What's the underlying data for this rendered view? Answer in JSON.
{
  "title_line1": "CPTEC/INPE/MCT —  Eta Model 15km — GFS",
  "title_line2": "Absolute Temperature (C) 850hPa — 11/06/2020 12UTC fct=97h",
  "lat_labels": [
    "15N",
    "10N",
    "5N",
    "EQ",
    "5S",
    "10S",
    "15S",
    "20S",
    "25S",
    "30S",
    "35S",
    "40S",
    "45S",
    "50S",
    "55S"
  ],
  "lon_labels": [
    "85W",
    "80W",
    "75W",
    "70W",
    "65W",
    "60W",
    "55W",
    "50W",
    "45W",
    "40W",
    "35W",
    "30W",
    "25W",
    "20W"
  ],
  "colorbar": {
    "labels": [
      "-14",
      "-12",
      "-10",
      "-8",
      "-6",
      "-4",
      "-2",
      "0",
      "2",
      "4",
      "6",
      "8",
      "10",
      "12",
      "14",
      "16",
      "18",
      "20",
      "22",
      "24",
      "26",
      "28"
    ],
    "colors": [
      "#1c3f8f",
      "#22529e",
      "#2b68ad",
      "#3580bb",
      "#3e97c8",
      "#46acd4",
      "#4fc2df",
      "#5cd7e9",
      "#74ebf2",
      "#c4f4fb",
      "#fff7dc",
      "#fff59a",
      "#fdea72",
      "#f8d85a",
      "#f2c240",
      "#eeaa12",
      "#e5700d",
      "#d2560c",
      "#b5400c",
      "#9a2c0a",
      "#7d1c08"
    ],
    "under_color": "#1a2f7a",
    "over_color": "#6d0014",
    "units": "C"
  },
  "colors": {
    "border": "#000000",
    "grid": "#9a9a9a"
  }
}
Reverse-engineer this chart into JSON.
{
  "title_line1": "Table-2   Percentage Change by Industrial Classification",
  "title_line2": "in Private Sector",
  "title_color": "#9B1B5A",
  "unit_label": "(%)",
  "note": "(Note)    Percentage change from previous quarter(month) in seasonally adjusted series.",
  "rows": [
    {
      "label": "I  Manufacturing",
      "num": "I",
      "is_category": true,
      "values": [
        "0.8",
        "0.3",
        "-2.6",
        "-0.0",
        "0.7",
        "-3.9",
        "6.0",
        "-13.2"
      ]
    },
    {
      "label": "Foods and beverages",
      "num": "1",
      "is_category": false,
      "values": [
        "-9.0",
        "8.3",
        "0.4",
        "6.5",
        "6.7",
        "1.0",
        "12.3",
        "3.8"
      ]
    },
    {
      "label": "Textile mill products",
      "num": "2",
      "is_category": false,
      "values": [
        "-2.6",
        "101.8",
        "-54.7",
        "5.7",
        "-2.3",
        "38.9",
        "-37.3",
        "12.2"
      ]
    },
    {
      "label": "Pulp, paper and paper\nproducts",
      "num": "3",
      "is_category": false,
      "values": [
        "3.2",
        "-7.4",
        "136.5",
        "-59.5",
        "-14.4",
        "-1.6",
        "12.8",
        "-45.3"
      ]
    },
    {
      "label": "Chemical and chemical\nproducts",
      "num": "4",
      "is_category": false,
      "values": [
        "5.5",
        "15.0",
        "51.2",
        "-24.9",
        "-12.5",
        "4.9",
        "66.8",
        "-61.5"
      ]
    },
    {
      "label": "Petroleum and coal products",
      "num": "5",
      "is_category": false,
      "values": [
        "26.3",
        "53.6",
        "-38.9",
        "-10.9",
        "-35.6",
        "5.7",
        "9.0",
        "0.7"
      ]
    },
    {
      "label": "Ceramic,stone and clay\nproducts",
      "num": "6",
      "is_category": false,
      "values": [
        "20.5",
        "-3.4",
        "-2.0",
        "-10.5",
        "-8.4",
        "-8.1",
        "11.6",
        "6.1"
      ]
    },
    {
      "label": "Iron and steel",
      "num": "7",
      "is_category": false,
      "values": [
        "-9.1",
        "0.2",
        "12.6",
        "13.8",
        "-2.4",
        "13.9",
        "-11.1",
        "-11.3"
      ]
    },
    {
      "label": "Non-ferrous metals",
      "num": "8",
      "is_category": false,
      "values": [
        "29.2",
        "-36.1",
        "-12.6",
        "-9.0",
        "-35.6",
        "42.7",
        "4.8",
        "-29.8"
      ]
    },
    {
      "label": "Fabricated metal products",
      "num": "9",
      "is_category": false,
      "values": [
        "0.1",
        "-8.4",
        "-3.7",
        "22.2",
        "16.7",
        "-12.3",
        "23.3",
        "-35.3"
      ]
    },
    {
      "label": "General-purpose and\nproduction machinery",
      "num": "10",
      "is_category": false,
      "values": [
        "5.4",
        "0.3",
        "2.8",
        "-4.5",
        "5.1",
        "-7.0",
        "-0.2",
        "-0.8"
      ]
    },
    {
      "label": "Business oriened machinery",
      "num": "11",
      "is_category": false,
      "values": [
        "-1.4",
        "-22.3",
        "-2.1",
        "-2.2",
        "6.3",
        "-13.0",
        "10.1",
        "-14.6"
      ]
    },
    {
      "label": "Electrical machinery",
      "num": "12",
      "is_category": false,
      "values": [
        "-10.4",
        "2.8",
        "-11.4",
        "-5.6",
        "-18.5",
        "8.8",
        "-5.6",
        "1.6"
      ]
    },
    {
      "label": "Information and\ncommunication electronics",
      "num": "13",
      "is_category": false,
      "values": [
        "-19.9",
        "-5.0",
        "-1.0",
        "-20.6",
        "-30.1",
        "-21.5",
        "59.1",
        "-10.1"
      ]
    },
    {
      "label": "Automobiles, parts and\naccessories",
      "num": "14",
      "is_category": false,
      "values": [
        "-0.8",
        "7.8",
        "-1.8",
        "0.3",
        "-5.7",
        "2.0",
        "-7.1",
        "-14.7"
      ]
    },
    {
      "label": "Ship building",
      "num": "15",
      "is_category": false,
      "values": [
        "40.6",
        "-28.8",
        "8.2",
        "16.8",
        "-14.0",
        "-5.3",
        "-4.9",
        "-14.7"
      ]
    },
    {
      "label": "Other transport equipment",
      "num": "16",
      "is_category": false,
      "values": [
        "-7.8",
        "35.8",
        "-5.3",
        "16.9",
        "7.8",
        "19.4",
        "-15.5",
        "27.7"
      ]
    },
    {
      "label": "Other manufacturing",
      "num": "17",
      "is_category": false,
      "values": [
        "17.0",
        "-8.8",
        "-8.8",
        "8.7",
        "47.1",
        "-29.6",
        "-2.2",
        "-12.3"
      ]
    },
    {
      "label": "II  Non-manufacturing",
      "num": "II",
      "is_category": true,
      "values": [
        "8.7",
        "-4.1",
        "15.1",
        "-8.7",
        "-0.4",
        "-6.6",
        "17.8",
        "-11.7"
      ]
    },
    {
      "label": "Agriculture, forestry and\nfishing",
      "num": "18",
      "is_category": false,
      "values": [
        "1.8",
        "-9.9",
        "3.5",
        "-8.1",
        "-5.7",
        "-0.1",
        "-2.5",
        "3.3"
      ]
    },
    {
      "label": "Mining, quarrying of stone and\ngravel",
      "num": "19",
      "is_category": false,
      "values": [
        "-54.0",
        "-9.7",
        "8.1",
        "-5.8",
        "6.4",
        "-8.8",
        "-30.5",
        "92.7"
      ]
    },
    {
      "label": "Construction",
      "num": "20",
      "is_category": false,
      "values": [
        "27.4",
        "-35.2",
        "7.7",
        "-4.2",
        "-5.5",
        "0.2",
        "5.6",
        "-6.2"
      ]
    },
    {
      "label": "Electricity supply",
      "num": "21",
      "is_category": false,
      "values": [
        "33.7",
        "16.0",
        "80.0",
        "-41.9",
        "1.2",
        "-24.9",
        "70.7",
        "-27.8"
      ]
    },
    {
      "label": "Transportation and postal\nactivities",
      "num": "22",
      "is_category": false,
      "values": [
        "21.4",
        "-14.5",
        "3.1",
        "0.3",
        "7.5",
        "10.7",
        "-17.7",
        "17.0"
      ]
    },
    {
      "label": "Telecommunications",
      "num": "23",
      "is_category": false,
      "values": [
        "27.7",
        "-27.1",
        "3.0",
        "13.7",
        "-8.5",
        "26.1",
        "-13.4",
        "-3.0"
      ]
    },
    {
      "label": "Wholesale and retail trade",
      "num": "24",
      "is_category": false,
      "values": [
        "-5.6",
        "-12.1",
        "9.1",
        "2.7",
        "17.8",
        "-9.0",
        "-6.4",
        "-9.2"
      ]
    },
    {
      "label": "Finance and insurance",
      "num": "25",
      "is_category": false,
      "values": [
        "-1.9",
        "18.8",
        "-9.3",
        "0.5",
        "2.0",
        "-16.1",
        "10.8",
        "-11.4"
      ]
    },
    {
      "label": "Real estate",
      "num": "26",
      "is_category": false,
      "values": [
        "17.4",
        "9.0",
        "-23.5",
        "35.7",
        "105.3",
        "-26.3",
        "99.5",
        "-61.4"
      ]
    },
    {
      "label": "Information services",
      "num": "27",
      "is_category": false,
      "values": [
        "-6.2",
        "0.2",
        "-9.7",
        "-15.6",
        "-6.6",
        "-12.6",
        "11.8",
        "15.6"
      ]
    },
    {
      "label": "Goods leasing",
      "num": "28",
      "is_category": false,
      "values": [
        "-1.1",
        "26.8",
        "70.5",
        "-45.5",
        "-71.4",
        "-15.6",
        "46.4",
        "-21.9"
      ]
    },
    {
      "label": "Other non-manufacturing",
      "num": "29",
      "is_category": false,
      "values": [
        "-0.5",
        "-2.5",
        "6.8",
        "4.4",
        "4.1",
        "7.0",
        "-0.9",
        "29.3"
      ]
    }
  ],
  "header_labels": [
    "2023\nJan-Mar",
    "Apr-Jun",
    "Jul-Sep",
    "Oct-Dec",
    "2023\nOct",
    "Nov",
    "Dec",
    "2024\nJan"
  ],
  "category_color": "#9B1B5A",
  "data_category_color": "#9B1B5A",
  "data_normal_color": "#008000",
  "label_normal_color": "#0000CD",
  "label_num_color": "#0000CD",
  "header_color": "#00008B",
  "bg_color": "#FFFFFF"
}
#####
What you have to do:
State only how many lines in the material include "Other".

Full solution:
3